## Set task
Could you output each line of the data that follows exactly?
━━━━━━━━━━
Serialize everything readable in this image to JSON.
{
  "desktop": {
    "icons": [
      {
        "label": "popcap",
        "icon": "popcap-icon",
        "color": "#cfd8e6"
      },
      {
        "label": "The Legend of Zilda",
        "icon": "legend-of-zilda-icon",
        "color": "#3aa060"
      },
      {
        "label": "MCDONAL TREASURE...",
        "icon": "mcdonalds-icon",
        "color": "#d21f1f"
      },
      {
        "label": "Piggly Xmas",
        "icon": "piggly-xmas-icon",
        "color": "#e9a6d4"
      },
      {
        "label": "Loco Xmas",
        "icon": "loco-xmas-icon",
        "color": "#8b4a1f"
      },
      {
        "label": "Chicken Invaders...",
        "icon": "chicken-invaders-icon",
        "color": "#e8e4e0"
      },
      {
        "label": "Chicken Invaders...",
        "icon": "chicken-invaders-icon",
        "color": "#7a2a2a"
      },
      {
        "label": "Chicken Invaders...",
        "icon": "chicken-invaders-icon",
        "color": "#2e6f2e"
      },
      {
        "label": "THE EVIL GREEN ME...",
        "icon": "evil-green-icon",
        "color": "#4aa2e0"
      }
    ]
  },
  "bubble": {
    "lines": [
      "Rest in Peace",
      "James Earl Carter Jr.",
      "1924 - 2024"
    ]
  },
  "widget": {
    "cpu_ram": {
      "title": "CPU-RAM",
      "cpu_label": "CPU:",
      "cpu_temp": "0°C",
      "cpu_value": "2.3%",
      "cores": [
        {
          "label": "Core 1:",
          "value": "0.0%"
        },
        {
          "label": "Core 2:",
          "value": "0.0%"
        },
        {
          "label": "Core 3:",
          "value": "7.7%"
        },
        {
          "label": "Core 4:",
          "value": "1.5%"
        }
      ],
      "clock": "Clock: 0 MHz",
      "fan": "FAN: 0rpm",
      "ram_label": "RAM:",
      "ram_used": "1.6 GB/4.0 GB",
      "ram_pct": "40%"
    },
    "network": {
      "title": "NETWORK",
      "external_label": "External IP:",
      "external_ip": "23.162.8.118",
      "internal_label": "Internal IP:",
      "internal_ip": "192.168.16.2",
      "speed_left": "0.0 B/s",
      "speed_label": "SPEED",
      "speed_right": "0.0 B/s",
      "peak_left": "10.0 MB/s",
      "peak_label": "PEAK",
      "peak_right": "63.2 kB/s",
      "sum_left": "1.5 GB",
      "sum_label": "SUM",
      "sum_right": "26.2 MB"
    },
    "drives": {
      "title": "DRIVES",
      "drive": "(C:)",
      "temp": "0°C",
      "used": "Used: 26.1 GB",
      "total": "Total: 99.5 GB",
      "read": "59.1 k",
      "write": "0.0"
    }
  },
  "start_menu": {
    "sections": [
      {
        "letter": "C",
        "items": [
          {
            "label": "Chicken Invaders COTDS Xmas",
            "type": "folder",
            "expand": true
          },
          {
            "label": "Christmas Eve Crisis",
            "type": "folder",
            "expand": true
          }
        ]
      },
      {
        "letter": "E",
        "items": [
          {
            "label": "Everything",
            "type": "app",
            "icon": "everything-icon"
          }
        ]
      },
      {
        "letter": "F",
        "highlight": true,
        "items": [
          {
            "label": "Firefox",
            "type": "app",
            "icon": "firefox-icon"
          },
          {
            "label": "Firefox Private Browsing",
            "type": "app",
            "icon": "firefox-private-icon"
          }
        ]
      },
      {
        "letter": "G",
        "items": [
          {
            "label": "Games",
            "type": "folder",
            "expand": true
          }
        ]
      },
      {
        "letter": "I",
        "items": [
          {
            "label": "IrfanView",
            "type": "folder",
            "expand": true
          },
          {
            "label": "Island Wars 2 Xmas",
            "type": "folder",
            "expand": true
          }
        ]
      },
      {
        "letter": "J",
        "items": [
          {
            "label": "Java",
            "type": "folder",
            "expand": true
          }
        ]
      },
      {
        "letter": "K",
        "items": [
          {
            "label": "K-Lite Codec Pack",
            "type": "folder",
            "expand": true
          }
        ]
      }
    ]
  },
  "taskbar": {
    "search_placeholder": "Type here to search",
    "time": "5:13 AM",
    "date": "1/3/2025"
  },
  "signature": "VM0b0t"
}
━━━━━━━━━━
## Full response
Serialize everything readable in this image to JSON.
{
  "desktop": {
    "icons": [
      {
        "label": "popcap",
        "icon": "popcap-icon",
        "color": "#cfd8e6"
      },
      {
        "label": "The Legend of Zilda",
        "icon": "legend-of-zilda-icon",
        "color": "#3aa060"
      },
      {
        "label": "MCDONAL TREASURE...",
        "icon": "mcdonalds-icon",
        "color": "#d21f1f"
      },
      {
        "label": "Piggly Xmas",
        "icon": "piggly-xmas-icon",
        "color": "#e9a6d4"
      },
      {
        "label": "Loco Xmas",
        "icon": "loco-xmas-icon",
        "color": "#8b4a1f"
      },
      {
        "label": "Chicken Invaders...",
        "icon": "chicken-invaders-icon",
        "color": "#e8e4e0"
      },
      {
        "label": "Chicken Invaders...",
        "icon": "chicken-invaders-icon",
        "color": "#7a2a2a"
      },
      {
        "label": "Chicken Invaders...",
        "icon": "chicken-invaders-icon",
        "color": "#2e6f2e"
      },
      {
        "label": "THE EVIL GREEN ME...",
        "icon": "evil-green-icon",
        "color": "#4aa2e0"
      }
    ]
  },
  "bubble": {
    "lines": [
      "Rest in Peace",
      "James Earl Carter Jr.",
      "1924 - 2024"
    ]
  },
  "widget": {
    "cpu_ram": {
      "title": "CPU-RAM",
      "cpu_label": "CPU:",
      "cpu_temp": "0°C",
      "cpu_value": "2.3%",
      "cores": [
        {
          "label": "Core 1:",
          "value": "0.0%"
        },
        {
          "label": "Core 2:",
          "value": "0.0%"
        },
        {
          "label": "Core 3:",
          "value": "7.7%"
        },
        {
          "label": "Core 4:",
          "value": "1.5%"
        }
      ],
      "clock": "Clock: 0 MHz",
      "fan": "FAN: 0rpm",
      "ram_label": "RAM:",
      "ram_used": "1.6 GB/4.0 GB",
      "ram_pct": "40%"
    },
    "network": {
      "title": "NETWORK",
      "external_label": "External IP:",
      "external_ip": "23.162.8.118",
      "internal_label": "Internal IP:",
      "internal_ip": "192.168.16.2",
      "speed_left": "0.0 B/s",
      "speed_label": "SPEED",
      "speed_right": "0.0 B/s",
      "peak_left": "10.0 MB/s",
      "peak_label": "PEAK",
      "peak_right": "63.2 kB/s",
      "sum_left": "1.5 GB",
      "sum_label": "SUM",
      "sum_right": "26.2 MB"
    },
    "drives": {
      "title": "DRIVES",
      "drive": "(C:)",
      "temp": "0°C",
      "used": "Used: 26.1 GB",
      "total": "Total: 99.5 GB",
      "read": "59.1 k",
      "write": "0.0"
    }
  },
  "start_menu": {
    "sections": [
      {
        "letter": "C",
        "items": [
          {
            "label": "Chicken Invaders COTDS Xmas",
            "type": "folder",
            "expand": true
          },
          {
            "label": "Christmas Eve Crisis",
            "type": "folder",
            "expand": true
          }
        ]
      },
      {
        "letter": "E",
        "items": [
          {
            "label": "Everything",
            "type": "app",
            "icon": "everything-icon"
          }
        ]
      },
      {
        "letter": "F",
        "highlight": true,
        "items": [
          {
            "label": "Firefox",
            "type": "app",
            "icon": "firefox-icon"
          },
          {
            "label": "Firefox Private Browsing",
            "type": "app",
            "icon": "firefox-private-icon"
          }
        ]
      },
      {
        "letter": "G",
        "items": [
          {
            "label": "Games",
            "type": "folder",
            "expand": true
          }
        ]
      },
      {
        "letter": "I",
        "items": [
          {
            "label": "IrfanView",
            "type": "folder",
            "expand": true
          },
          {
            "label": "Island Wars 2 Xmas",
            "type": "folder",
            "expand": true
          }
        ]
      },
      {
        "letter": "J",
        "items": [
          {
            "label": "Java",
            "type": "folder",
            "expand": true
          }
        ]
      },
      {
        "letter": "K",
        "items": [
          {
            "label": "K-Lite Codec Pack",
            "type": "folder",
            "expand": true
          }
        ]
      }
    ]
  },
  "taskbar": {
    "search_placeholder": "Type here to search",
    "time": "5:13 AM",
    "date": "1/3/2025"
  },
  "signature": "VM0b0t"
}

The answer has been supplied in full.